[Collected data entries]
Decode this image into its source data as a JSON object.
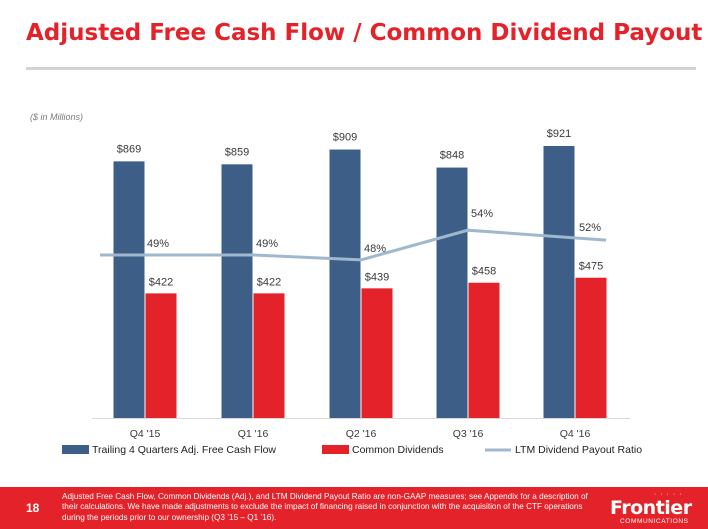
{
  "slide": {
    "title": "Adjusted Free Cash Flow / Common Dividend Payout",
    "unit_note": "($ in Millions)",
    "page_number": "18",
    "footnote": "Adjusted Free Cash Flow, Common Dividends (Adj.), and LTM Dividend Payout Ratio are non-GAAP measures; see Appendix for a description of their calculations.  We have made adjustments to exclude the impact of financing raised in conjunction with the acquisition of the CTF operations during the periods prior to our ownership (Q3 ’15 – Q1 ’16).",
    "logo": {
      "word": "Frontier",
      "sub": "COMMUNICATIONS",
      "dots": "· · · · ·"
    },
    "colors": {
      "brand_red": "#e42229",
      "rule": "#d3d3d3"
    }
  },
  "chart_data": {
    "type": "bar",
    "categories": [
      "Q4 '15",
      "Q1 '16",
      "Q2 '16",
      "Q3 '16",
      "Q4 '16"
    ],
    "series": [
      {
        "name": "Trailing 4 Quarters Adj. Free Cash Flow",
        "values": [
          869,
          859,
          909,
          848,
          921
        ],
        "labels": [
          "$869",
          "$859",
          "$909",
          "$848",
          "$921"
        ],
        "color": "#3d5f87",
        "kind": "bar"
      },
      {
        "name": "Common Dividends",
        "values": [
          422,
          422,
          439,
          458,
          475
        ],
        "labels": [
          "$422",
          "$422",
          "$439",
          "$458",
          "$475"
        ],
        "color": "#e42229",
        "kind": "bar"
      },
      {
        "name": "LTM Dividend Payout Ratio",
        "values": [
          49,
          49,
          48,
          54,
          52
        ],
        "labels": [
          "49%",
          "49%",
          "48%",
          "54%",
          "52%"
        ],
        "color": "#9fb8cd",
        "kind": "line",
        "unit": "%"
      }
    ],
    "ylim": [
      0,
      1000
    ],
    "ratio_ylim": [
      0,
      100
    ],
    "grid": false,
    "legend_position": "bottom"
  }
}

**Task goal:** Leave the pictures out and reproduce all of the records exactly.

**Answer to the problem:**
Decode this image into its source data as a JSON object.
{
  "slide": {
    "title": "Adjusted Free Cash Flow / Common Dividend Payout",
    "unit_note": "($ in Millions)",
    "page_number": "18",
    "footnote": "Adjusted Free Cash Flow, Common Dividends (Adj.), and LTM Dividend Payout Ratio are non-GAAP measures; see Appendix for a description of their calculations.  We have made adjustments to exclude the impact of financing raised in conjunction with the acquisition of the CTF operations during the periods prior to our ownership (Q3 ’15 – Q1 ’16).",
    "logo": {
      "word": "Frontier",
      "sub": "COMMUNICATIONS",
      "dots": "· · · · ·"
    },
    "colors": {
      "brand_red": "#e42229",
      "rule": "#d3d3d3"
    }
  },
  "chart_data": {
    "type": "bar",
    "categories": [
      "Q4 '15",
      "Q1 '16",
      "Q2 '16",
      "Q3 '16",
      "Q4 '16"
    ],
    "series": [
      {
        "name": "Trailing 4 Quarters Adj. Free Cash Flow",
        "values": [
          869,
          859,
          909,
          848,
          921
        ],
        "labels": [
          "$869",
          "$859",
          "$909",
          "$848",
          "$921"
        ],
        "color": "#3d5f87",
        "kind": "bar"
      },
      {
        "name": "Common Dividends",
        "values": [
          422,
          422,
          439,
          458,
          475
        ],
        "labels": [
          "$422",
          "$422",
          "$439",
          "$458",
          "$475"
        ],
        "color": "#e42229",
        "kind": "bar"
      },
      {
        "name": "LTM Dividend Payout Ratio",
        "values": [
          49,
          49,
          48,
          54,
          52
        ],
        "labels": [
          "49%",
          "49%",
          "48%",
          "54%",
          "52%"
        ],
        "color": "#9fb8cd",
        "kind": "line",
        "unit": "%"
      }
    ],
    "ylim": [
      0,
      1000
    ],
    "ratio_ylim": [
      0,
      100
    ],
    "grid": false,
    "legend_position": "bottom"
  }
}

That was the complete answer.